Some records:
····················

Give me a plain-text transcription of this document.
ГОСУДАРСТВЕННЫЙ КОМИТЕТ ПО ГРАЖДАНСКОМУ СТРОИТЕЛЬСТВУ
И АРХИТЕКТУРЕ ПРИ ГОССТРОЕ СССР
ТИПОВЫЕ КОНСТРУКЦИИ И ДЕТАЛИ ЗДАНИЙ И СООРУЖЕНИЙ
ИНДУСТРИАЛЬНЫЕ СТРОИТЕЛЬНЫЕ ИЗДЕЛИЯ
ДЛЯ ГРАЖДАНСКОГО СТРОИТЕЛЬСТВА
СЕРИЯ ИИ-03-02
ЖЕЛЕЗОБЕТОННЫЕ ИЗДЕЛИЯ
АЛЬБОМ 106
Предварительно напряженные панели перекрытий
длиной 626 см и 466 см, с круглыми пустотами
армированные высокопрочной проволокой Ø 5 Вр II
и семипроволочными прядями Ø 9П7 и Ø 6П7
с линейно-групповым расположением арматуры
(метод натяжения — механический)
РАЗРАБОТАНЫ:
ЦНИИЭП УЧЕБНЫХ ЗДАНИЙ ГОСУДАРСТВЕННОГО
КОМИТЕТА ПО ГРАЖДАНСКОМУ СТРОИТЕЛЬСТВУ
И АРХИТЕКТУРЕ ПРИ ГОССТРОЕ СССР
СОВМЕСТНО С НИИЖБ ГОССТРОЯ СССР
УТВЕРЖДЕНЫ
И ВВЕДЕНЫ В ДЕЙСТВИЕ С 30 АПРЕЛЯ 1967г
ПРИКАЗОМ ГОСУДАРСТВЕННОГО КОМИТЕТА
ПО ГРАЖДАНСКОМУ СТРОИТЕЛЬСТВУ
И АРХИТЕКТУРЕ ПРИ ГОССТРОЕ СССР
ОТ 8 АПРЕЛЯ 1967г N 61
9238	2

····················

What you have to do — Locate all lines that include the word "СТРОИТЕЛЬСТВУ" and copy them out.

Full response —
ГОСУДАРСТВЕННЫЙ КОМИТЕТ ПО ГРАЖДАНСКОМУ СТРОИТЕЛЬСТВУ
КОМИТЕТА ПО ГРАЖДАНСКОМУ СТРОИТЕЛЬСТВУ
ПО ГРАЖДАНСКОМУ СТРОИТЕЛЬСТВУ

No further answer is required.